■ SET TASK:
Show every line in the entries below where the word "grows" appears.

■ MATERIAL SHOWN:
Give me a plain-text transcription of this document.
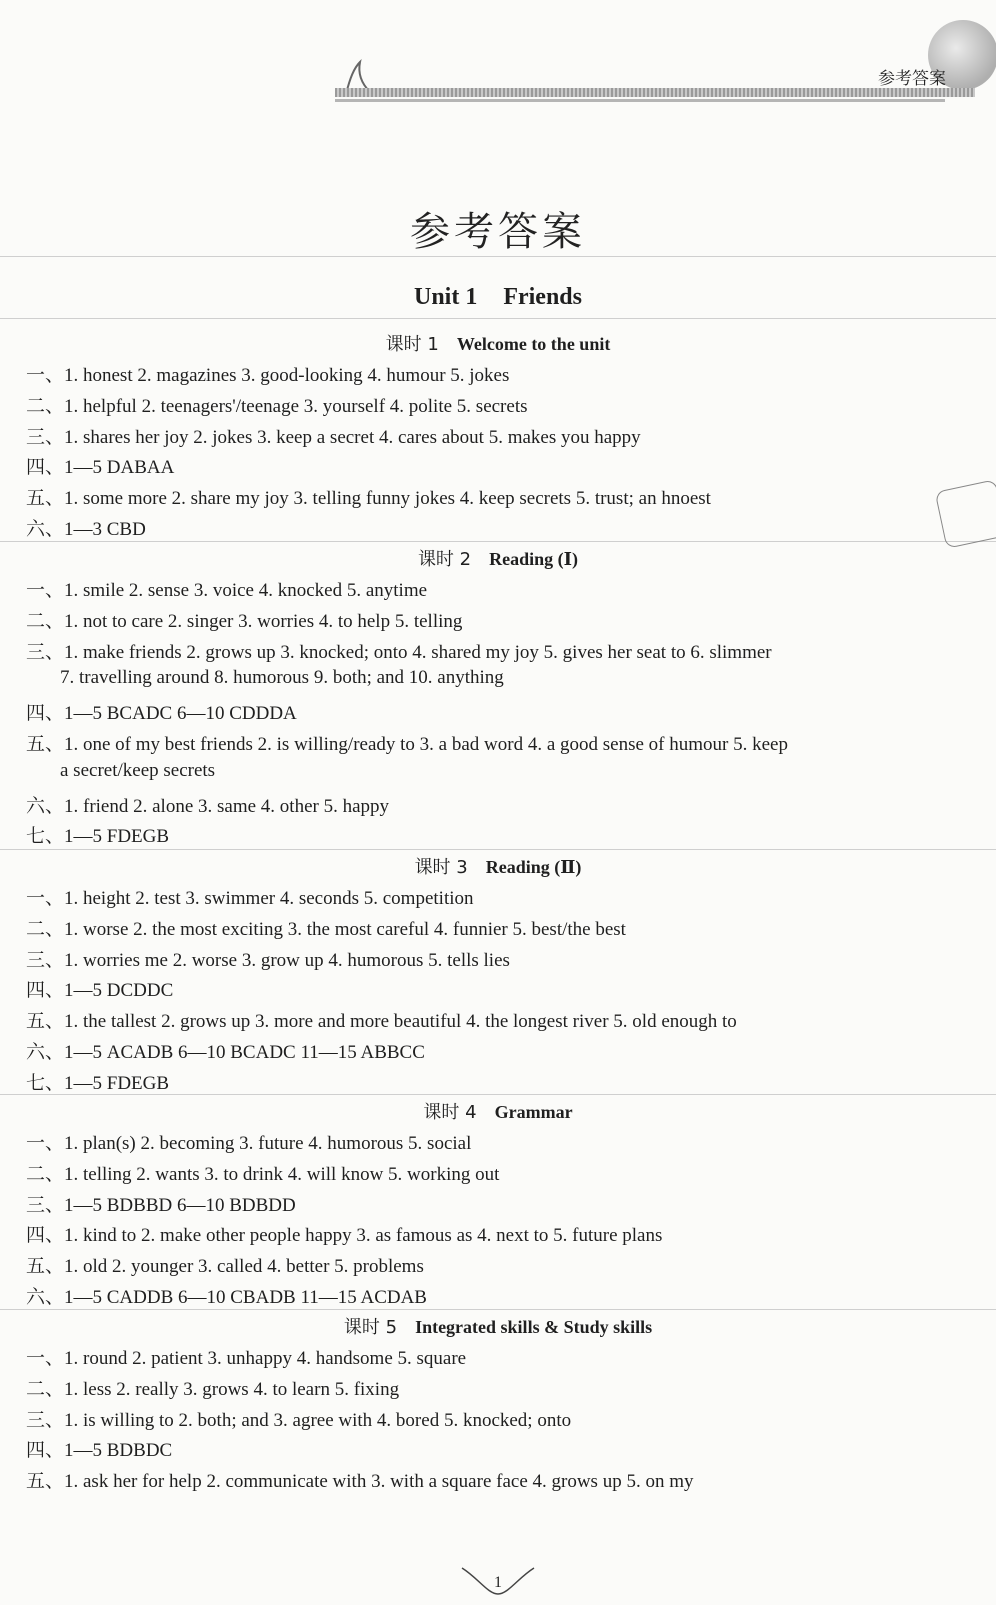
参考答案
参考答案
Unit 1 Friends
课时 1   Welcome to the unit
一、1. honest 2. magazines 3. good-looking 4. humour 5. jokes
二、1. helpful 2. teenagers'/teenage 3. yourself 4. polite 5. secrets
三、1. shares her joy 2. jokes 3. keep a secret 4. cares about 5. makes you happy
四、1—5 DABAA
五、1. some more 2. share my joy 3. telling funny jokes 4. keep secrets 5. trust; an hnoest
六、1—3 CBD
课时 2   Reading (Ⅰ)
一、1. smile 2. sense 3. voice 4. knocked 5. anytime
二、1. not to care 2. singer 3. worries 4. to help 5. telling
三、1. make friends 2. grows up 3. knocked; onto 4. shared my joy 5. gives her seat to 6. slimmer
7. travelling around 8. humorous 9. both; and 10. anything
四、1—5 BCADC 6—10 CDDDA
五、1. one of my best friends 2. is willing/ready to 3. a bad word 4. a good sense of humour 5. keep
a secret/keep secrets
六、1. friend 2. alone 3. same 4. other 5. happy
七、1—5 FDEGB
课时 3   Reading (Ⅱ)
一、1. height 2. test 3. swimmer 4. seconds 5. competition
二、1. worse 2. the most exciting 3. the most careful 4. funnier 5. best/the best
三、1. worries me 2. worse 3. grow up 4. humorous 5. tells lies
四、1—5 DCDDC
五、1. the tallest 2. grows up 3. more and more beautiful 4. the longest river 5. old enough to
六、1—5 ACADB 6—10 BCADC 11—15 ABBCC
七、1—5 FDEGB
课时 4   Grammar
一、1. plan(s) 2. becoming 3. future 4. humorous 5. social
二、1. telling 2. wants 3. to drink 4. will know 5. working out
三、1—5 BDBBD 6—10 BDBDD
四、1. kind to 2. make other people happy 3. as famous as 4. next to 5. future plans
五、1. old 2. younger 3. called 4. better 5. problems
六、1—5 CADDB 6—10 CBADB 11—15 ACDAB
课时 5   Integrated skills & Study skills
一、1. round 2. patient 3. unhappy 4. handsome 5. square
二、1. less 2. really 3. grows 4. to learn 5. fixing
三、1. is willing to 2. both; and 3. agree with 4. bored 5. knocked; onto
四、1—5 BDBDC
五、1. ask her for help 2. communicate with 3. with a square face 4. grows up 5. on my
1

==

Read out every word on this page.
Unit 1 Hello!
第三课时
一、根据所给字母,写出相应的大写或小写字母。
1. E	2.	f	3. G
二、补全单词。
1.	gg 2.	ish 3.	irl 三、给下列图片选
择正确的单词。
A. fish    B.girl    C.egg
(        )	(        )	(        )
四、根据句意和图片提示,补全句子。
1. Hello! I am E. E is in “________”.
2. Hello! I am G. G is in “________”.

---

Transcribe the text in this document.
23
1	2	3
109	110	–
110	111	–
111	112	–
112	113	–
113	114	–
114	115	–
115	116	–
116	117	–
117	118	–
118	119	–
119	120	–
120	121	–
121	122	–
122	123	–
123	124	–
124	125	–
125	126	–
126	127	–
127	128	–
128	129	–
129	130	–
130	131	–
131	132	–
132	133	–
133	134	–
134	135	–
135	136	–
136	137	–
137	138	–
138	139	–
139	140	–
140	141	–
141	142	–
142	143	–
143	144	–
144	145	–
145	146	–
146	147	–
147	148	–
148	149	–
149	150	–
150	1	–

■ COMPLETED TASK:
三、1. make friends 2. grows up 3. knocked; onto 4. shared my joy 5. gives her seat to 6. slimmer
五、1. the tallest 2. grows up 3. more and more beautiful 4. the longest river 5. old enough to
二、1. less 2. really 3. grows 4. to learn 5. fixing
五、1. ask her for help 2. communicate with 3. with a square face 4. grows up 5. on my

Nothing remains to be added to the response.